### [Work request]
Set down every line of the data exactly, skipping the pictures.

### [Provided information]
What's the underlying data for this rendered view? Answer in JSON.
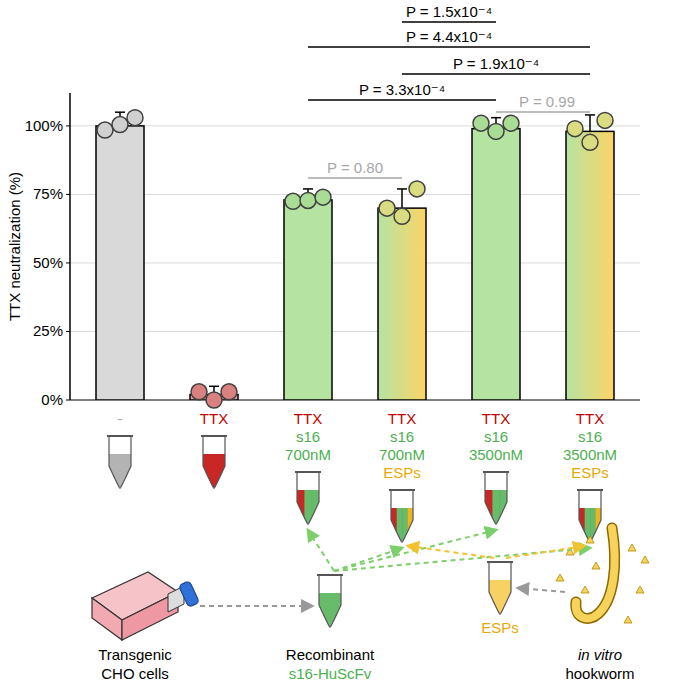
{
  "chart_data": {
    "type": "bar",
    "y_label": "TTX neutralization (%)",
    "categories": [
      "-",
      "TTX",
      "TTX\ns16\n700nM",
      "TTX\ns16\n700nM\nESPs",
      "TTX\ns16\n3500nM",
      "TTX\ns16\n3500nM\nESPs"
    ],
    "category_line_colors": [
      [
        "#a6a6a6"
      ],
      [
        "#c00000"
      ],
      [
        "#c00000",
        "#4caf50",
        "#4caf50"
      ],
      [
        "#c00000",
        "#4caf50",
        "#4caf50",
        "#e8a800"
      ],
      [
        "#c00000",
        "#4caf50",
        "#4caf50"
      ],
      [
        "#c00000",
        "#4caf50",
        "#4caf50",
        "#e8a800"
      ]
    ],
    "values": [
      100,
      2,
      73,
      70,
      99,
      98
    ],
    "errors": [
      5,
      3,
      4,
      7,
      4,
      6
    ],
    "points": [
      [
        98.5,
        100.5,
        103
      ],
      [
        3,
        0,
        3
      ],
      [
        72.5,
        72.8,
        74
      ],
      [
        70,
        67,
        77
      ],
      [
        101,
        98,
        101
      ],
      [
        99,
        94,
        102
      ]
    ],
    "colors": [
      "#d9d9d9",
      "#e6a3a3",
      "#b5e3a2",
      "#b5e3a2",
      "#b5e3a2",
      "#b5e3a2"
    ],
    "gradient_colors": [
      null,
      null,
      null,
      "#fcd466",
      null,
      "#fcd466"
    ],
    "point_colors": [
      "#d0d0d0",
      "#d98080",
      "#a9dc94",
      "#d9dc80",
      "#a9dc94",
      "#d9dc80"
    ],
    "ylim": [
      0,
      112
    ],
    "yticks": [
      {
        "value": 0,
        "label": "0%"
      },
      {
        "value": 25,
        "label": "25%"
      },
      {
        "value": 50,
        "label": "50%"
      },
      {
        "value": 75,
        "label": "75%"
      },
      {
        "value": 100,
        "label": "100%"
      }
    ],
    "grid": true,
    "significance": [
      {
        "from": 3,
        "to": 4,
        "label": "P = 1.5x10⁻⁴",
        "color": "#000000"
      },
      {
        "from": 2,
        "to": 5,
        "label": "P = 4.4x10⁻⁴",
        "color": "#000000"
      },
      {
        "from": 3,
        "to": 5,
        "label": "P = 1.9x10⁻⁴",
        "color": "#000000"
      },
      {
        "from": 2,
        "to": 4,
        "label": "P = 3.3x10⁻⁴",
        "color": "#000000"
      },
      {
        "from": 4,
        "to": 5,
        "label": "P = 0.99",
        "color": "#a6a6a6"
      },
      {
        "from": 2,
        "to": 3,
        "label": "P = 0.80",
        "color": "#a6a6a6"
      }
    ],
    "schematic": {
      "cells_label": [
        "Transgenic",
        "CHO cells"
      ],
      "protein_label": [
        "Recombinant",
        "s16-HuScFv"
      ],
      "esp_label": "ESPs",
      "worm_label": [
        "in vitro",
        "hookworm"
      ]
    }
  }
}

### [Answer to this task]
What's the underlying data for this rendered view? Answer in JSON.
{
  "chart_data": {
    "type": "bar",
    "y_label": "TTX neutralization (%)",
    "categories": [
      "-",
      "TTX",
      "TTX\ns16\n700nM",
      "TTX\ns16\n700nM\nESPs",
      "TTX\ns16\n3500nM",
      "TTX\ns16\n3500nM\nESPs"
    ],
    "category_line_colors": [
      [
        "#a6a6a6"
      ],
      [
        "#c00000"
      ],
      [
        "#c00000",
        "#4caf50",
        "#4caf50"
      ],
      [
        "#c00000",
        "#4caf50",
        "#4caf50",
        "#e8a800"
      ],
      [
        "#c00000",
        "#4caf50",
        "#4caf50"
      ],
      [
        "#c00000",
        "#4caf50",
        "#4caf50",
        "#e8a800"
      ]
    ],
    "values": [
      100,
      2,
      73,
      70,
      99,
      98
    ],
    "errors": [
      5,
      3,
      4,
      7,
      4,
      6
    ],
    "points": [
      [
        98.5,
        100.5,
        103
      ],
      [
        3,
        0,
        3
      ],
      [
        72.5,
        72.8,
        74
      ],
      [
        70,
        67,
        77
      ],
      [
        101,
        98,
        101
      ],
      [
        99,
        94,
        102
      ]
    ],
    "colors": [
      "#d9d9d9",
      "#e6a3a3",
      "#b5e3a2",
      "#b5e3a2",
      "#b5e3a2",
      "#b5e3a2"
    ],
    "gradient_colors": [
      null,
      null,
      null,
      "#fcd466",
      null,
      "#fcd466"
    ],
    "point_colors": [
      "#d0d0d0",
      "#d98080",
      "#a9dc94",
      "#d9dc80",
      "#a9dc94",
      "#d9dc80"
    ],
    "ylim": [
      0,
      112
    ],
    "yticks": [
      {
        "value": 0,
        "label": "0%"
      },
      {
        "value": 25,
        "label": "25%"
      },
      {
        "value": 50,
        "label": "50%"
      },
      {
        "value": 75,
        "label": "75%"
      },
      {
        "value": 100,
        "label": "100%"
      }
    ],
    "grid": true,
    "significance": [
      {
        "from": 3,
        "to": 4,
        "label": "P = 1.5x10⁻⁴",
        "color": "#000000"
      },
      {
        "from": 2,
        "to": 5,
        "label": "P = 4.4x10⁻⁴",
        "color": "#000000"
      },
      {
        "from": 3,
        "to": 5,
        "label": "P = 1.9x10⁻⁴",
        "color": "#000000"
      },
      {
        "from": 2,
        "to": 4,
        "label": "P = 3.3x10⁻⁴",
        "color": "#000000"
      },
      {
        "from": 4,
        "to": 5,
        "label": "P = 0.99",
        "color": "#a6a6a6"
      },
      {
        "from": 2,
        "to": 3,
        "label": "P = 0.80",
        "color": "#a6a6a6"
      }
    ],
    "schematic": {
      "cells_label": [
        "Transgenic",
        "CHO cells"
      ],
      "protein_label": [
        "Recombinant",
        "s16-HuScFv"
      ],
      "esp_label": "ESPs",
      "worm_label": [
        "in vitro",
        "hookworm"
      ]
    }
  }
}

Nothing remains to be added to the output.